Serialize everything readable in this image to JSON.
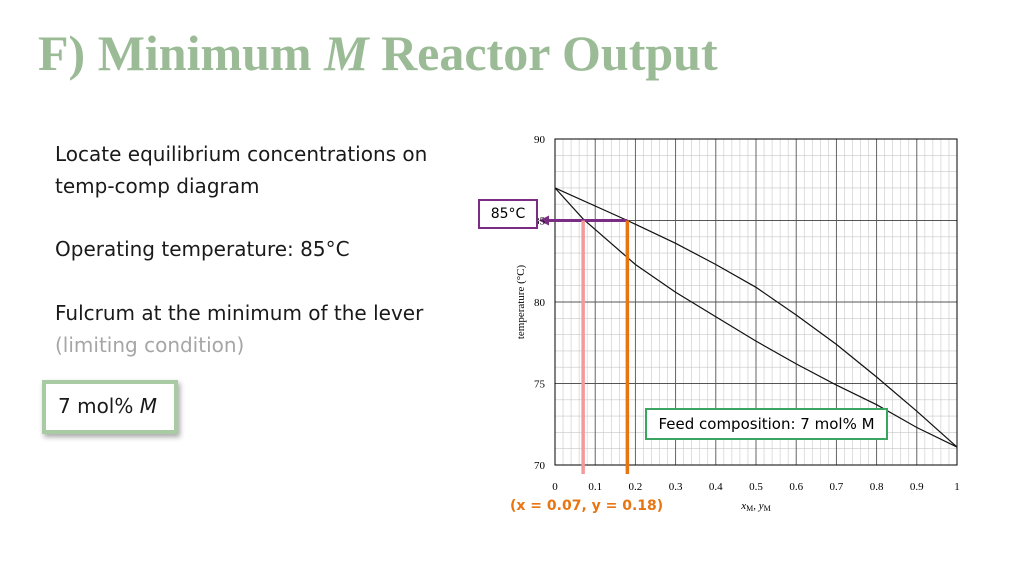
{
  "slide": {
    "title_prefix": "F) Minimum",
    "title_var": "M",
    "title_suffix": "Reactor Output",
    "lines": [
      "Locate equilibrium concentrations on",
      "temp-comp diagram",
      "Operating temperature: 85°C",
      "Fulcrum at the minimum of the lever",
      "(limiting condition)"
    ],
    "answer_value": "7 mol%",
    "answer_var": "M",
    "temp_label": "85°C",
    "feed_label": "Feed composition: 7 mol% M",
    "xy_note": "(x = 0.07, y = 0.18)"
  },
  "chart_data": {
    "type": "line",
    "xlabel_var": "x",
    "xlabel_sub": "M",
    "xlabel_var2": "y",
    "xlabel_sub2": "M",
    "ylabel": "temperature (°C)",
    "xlim": [
      0,
      1
    ],
    "ylim": [
      70,
      90
    ],
    "x_ticks": [
      "0",
      "0.1",
      "0.2",
      "0.3",
      "0.4",
      "0.5",
      "0.6",
      "0.7",
      "0.8",
      "0.9",
      "1"
    ],
    "y_ticks": [
      "70",
      "75",
      "80",
      "85",
      "90"
    ],
    "grid": true,
    "series": [
      {
        "x": [
          0,
          0.07,
          0.2,
          0.3,
          0.4,
          0.5,
          0.6,
          0.7,
          0.8,
          0.9,
          1.0
        ],
        "y": [
          87.0,
          85.1,
          82.3,
          80.6,
          79.1,
          77.6,
          76.2,
          74.9,
          73.7,
          72.3,
          71.1
        ]
      },
      {
        "x": [
          0,
          0.18,
          0.3,
          0.4,
          0.5,
          0.6,
          0.7,
          0.8,
          0.9,
          1.0
        ],
        "y": [
          87.0,
          85.0,
          83.6,
          82.3,
          80.9,
          79.2,
          77.4,
          75.4,
          73.3,
          71.1
        ]
      }
    ],
    "annotations": [
      {
        "kind": "operating_temperature",
        "y": 85,
        "x_to": 0.18,
        "color": "#7b2c83"
      },
      {
        "kind": "x_marker",
        "x": 0.07,
        "y_to": 85,
        "color": "#f29a9a"
      },
      {
        "kind": "y_marker",
        "x": 0.18,
        "y_to": 85,
        "color": "#e87511"
      }
    ]
  }
}
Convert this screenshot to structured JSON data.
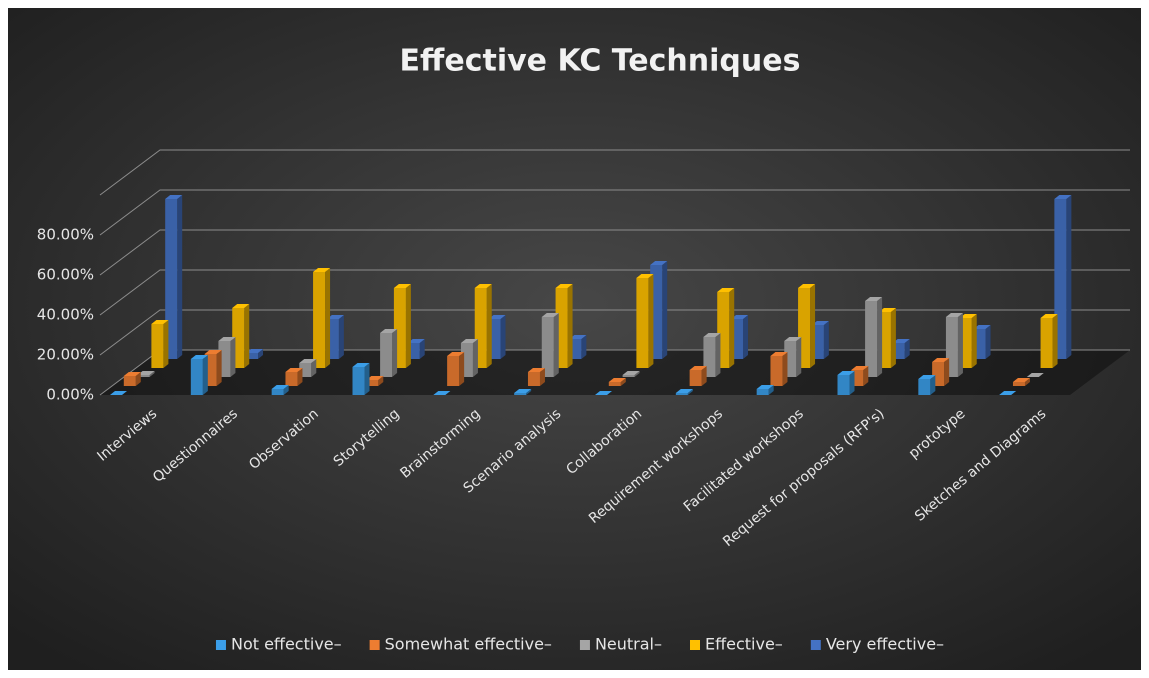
{
  "chart_data": {
    "type": "bar3d",
    "title": "Effective  KC Techniques",
    "categories": [
      "Interviews",
      "Questionnaires",
      "Observation",
      "Storytelling",
      "Brainstorming",
      "Scenario analysis",
      "Collaboration",
      "Requirement workshops",
      "Facilitated workshops",
      "Request for proposals (RFP's)",
      "prototype",
      "Sketches and Diagrams"
    ],
    "series": [
      {
        "name": "Not effective–",
        "color": "#3b9ee8",
        "values": [
          0,
          18,
          3,
          14,
          0,
          1,
          0,
          1,
          3,
          10,
          8,
          0
        ]
      },
      {
        "name": "Somewhat effective–",
        "color": "#ed7d31",
        "values": [
          5,
          16,
          7,
          3,
          15,
          7,
          2,
          8,
          15,
          8,
          12,
          2
        ]
      },
      {
        "name": "Neutral–",
        "color": "#a5a5a5",
        "values": [
          1,
          18,
          7,
          22,
          17,
          30,
          1,
          20,
          18,
          38,
          30,
          0
        ]
      },
      {
        "name": "Effective–",
        "color": "#ffc000",
        "values": [
          22,
          30,
          48,
          40,
          40,
          40,
          45,
          38,
          40,
          28,
          25,
          25
        ]
      },
      {
        "name": "Very effective–",
        "color": "#4472c4",
        "values": [
          80,
          3,
          20,
          8,
          20,
          10,
          47,
          20,
          17,
          8,
          15,
          80
        ]
      }
    ],
    "ylim": [
      0,
      100
    ],
    "yticks": [
      {
        "value": 0,
        "label": "0.00%"
      },
      {
        "value": 20,
        "label": "20.00%"
      },
      {
        "value": 40,
        "label": "40.00%"
      },
      {
        "value": 60,
        "label": "60.00%"
      },
      {
        "value": 80,
        "label": "80.00%"
      }
    ],
    "grid": true,
    "legend": "bottom"
  }
}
◆ ◆ ◆ ◆ ◆ ◆ ◆
WHAT THE EXERCISE ASKS
Print all of the entries word for word. Skip any images they contain.

ANSWER TO THIS PROBLEM
Serialize everything readable in this image to JSON.
{
  "slide": {
    "title_prefix": "F) Minimum",
    "title_var": "M",
    "title_suffix": "Reactor Output",
    "lines": [
      "Locate equilibrium concentrations on",
      "temp-comp diagram",
      "Operating temperature: 85°C",
      "Fulcrum at the minimum of the lever",
      "(limiting condition)"
    ],
    "answer_value": "7 mol%",
    "answer_var": "M",
    "temp_label": "85°C",
    "feed_label": "Feed composition: 7 mol% M",
    "xy_note": "(x = 0.07, y = 0.18)"
  },
  "chart_data": {
    "type": "line",
    "xlabel_var": "x",
    "xlabel_sub": "M",
    "xlabel_var2": "y",
    "xlabel_sub2": "M",
    "ylabel": "temperature (°C)",
    "xlim": [
      0,
      1
    ],
    "ylim": [
      70,
      90
    ],
    "x_ticks": [
      "0",
      "0.1",
      "0.2",
      "0.3",
      "0.4",
      "0.5",
      "0.6",
      "0.7",
      "0.8",
      "0.9",
      "1"
    ],
    "y_ticks": [
      "70",
      "75",
      "80",
      "85",
      "90"
    ],
    "grid": true,
    "series": [
      {
        "x": [
          0,
          0.07,
          0.2,
          0.3,
          0.4,
          0.5,
          0.6,
          0.7,
          0.8,
          0.9,
          1.0
        ],
        "y": [
          87.0,
          85.1,
          82.3,
          80.6,
          79.1,
          77.6,
          76.2,
          74.9,
          73.7,
          72.3,
          71.1
        ]
      },
      {
        "x": [
          0,
          0.18,
          0.3,
          0.4,
          0.5,
          0.6,
          0.7,
          0.8,
          0.9,
          1.0
        ],
        "y": [
          87.0,
          85.0,
          83.6,
          82.3,
          80.9,
          79.2,
          77.4,
          75.4,
          73.3,
          71.1
        ]
      }
    ],
    "annotations": [
      {
        "kind": "operating_temperature",
        "y": 85,
        "x_to": 0.18,
        "color": "#7b2c83"
      },
      {
        "kind": "x_marker",
        "x": 0.07,
        "y_to": 85,
        "color": "#f29a9a"
      },
      {
        "kind": "y_marker",
        "x": 0.18,
        "y_to": 85,
        "color": "#e87511"
      }
    ]
  }
}
Convert this screenshot to structured JSON data.
{
  "chart_data": {
    "type": "bar3d",
    "title": "Effective  KC Techniques",
    "categories": [
      "Interviews",
      "Questionnaires",
      "Observation",
      "Storytelling",
      "Brainstorming",
      "Scenario analysis",
      "Collaboration",
      "Requirement workshops",
      "Facilitated workshops",
      "Request for proposals (RFP's)",
      "prototype",
      "Sketches and Diagrams"
    ],
    "series": [
      {
        "name": "Not effective–",
        "color": "#3b9ee8",
        "values": [
          0,
          18,
          3,
          14,
          0,
          1,
          0,
          1,
          3,
          10,
          8,
          0
        ]
      },
      {
        "name": "Somewhat effective–",
        "color": "#ed7d31",
        "values": [
          5,
          16,
          7,
          3,
          15,
          7,
          2,
          8,
          15,
          8,
          12,
          2
        ]
      },
      {
        "name": "Neutral–",
        "color": "#a5a5a5",
        "values": [
          1,
          18,
          7,
          22,
          17,
          30,
          1,
          20,
          18,
          38,
          30,
          0
        ]
      },
      {
        "name": "Effective–",
        "color": "#ffc000",
        "values": [
          22,
          30,
          48,
          40,
          40,
          40,
          45,
          38,
          40,
          28,
          25,
          25
        ]
      },
      {
        "name": "Very effective–",
        "color": "#4472c4",
        "values": [
          80,
          3,
          20,
          8,
          20,
          10,
          47,
          20,
          17,
          8,
          15,
          80
        ]
      }
    ],
    "ylim": [
      0,
      100
    ],
    "yticks": [
      {
        "value": 0,
        "label": "0.00%"
      },
      {
        "value": 20,
        "label": "20.00%"
      },
      {
        "value": 40,
        "label": "40.00%"
      },
      {
        "value": 60,
        "label": "60.00%"
      },
      {
        "value": 80,
        "label": "80.00%"
      }
    ],
    "grid": true,
    "legend": "bottom"
  }
}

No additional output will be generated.